## [Entries provided]
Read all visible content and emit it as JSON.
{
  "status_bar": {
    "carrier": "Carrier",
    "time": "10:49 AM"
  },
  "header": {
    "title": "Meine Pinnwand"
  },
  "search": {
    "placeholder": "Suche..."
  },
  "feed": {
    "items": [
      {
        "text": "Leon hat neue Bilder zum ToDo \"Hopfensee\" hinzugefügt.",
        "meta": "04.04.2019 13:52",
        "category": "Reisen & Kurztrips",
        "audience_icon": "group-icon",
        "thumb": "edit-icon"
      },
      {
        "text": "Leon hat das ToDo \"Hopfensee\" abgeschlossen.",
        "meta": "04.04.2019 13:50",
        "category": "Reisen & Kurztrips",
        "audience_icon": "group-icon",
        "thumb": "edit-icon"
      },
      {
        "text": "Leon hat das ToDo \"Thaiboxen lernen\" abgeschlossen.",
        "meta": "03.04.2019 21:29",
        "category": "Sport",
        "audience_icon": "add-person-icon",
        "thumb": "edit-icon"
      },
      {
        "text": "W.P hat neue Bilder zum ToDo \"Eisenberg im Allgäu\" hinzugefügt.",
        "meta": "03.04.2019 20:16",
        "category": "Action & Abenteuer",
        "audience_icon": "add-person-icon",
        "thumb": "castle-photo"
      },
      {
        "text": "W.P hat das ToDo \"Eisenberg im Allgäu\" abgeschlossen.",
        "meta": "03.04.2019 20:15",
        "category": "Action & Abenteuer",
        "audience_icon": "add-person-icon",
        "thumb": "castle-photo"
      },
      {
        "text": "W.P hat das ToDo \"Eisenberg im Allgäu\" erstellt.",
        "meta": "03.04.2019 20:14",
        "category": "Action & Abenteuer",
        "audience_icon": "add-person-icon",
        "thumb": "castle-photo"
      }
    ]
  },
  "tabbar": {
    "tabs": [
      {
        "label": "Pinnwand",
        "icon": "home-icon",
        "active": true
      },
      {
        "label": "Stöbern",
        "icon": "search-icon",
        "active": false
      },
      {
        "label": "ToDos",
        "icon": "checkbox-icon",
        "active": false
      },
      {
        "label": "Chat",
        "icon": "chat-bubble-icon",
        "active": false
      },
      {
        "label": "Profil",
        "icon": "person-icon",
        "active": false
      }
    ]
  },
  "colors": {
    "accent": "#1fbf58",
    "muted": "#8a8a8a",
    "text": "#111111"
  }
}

## [Problem to solve]
Print every entry exactly as it appears.

## [The answer]
Read all visible content and emit it as JSON.
{
  "status_bar": {
    "carrier": "Carrier",
    "time": "10:49 AM"
  },
  "header": {
    "title": "Meine Pinnwand"
  },
  "search": {
    "placeholder": "Suche..."
  },
  "feed": {
    "items": [
      {
        "text": "Leon hat neue Bilder zum ToDo \"Hopfensee\" hinzugefügt.",
        "meta": "04.04.2019 13:52",
        "category": "Reisen & Kurztrips",
        "audience_icon": "group-icon",
        "thumb": "edit-icon"
      },
      {
        "text": "Leon hat das ToDo \"Hopfensee\" abgeschlossen.",
        "meta": "04.04.2019 13:50",
        "category": "Reisen & Kurztrips",
        "audience_icon": "group-icon",
        "thumb": "edit-icon"
      },
      {
        "text": "Leon hat das ToDo \"Thaiboxen lernen\" abgeschlossen.",
        "meta": "03.04.2019 21:29",
        "category": "Sport",
        "audience_icon": "add-person-icon",
        "thumb": "edit-icon"
      },
      {
        "text": "W.P hat neue Bilder zum ToDo \"Eisenberg im Allgäu\" hinzugefügt.",
        "meta": "03.04.2019 20:16",
        "category": "Action & Abenteuer",
        "audience_icon": "add-person-icon",
        "thumb": "castle-photo"
      },
      {
        "text": "W.P hat das ToDo \"Eisenberg im Allgäu\" abgeschlossen.",
        "meta": "03.04.2019 20:15",
        "category": "Action & Abenteuer",
        "audience_icon": "add-person-icon",
        "thumb": "castle-photo"
      },
      {
        "text": "W.P hat das ToDo \"Eisenberg im Allgäu\" erstellt.",
        "meta": "03.04.2019 20:14",
        "category": "Action & Abenteuer",
        "audience_icon": "add-person-icon",
        "thumb": "castle-photo"
      }
    ]
  },
  "tabbar": {
    "tabs": [
      {
        "label": "Pinnwand",
        "icon": "home-icon",
        "active": true
      },
      {
        "label": "Stöbern",
        "icon": "search-icon",
        "active": false
      },
      {
        "label": "ToDos",
        "icon": "checkbox-icon",
        "active": false
      },
      {
        "label": "Chat",
        "icon": "chat-bubble-icon",
        "active": false
      },
      {
        "label": "Profil",
        "icon": "person-icon",
        "active": false
      }
    ]
  },
  "colors": {
    "accent": "#1fbf58",
    "muted": "#8a8a8a",
    "text": "#111111"
  }
}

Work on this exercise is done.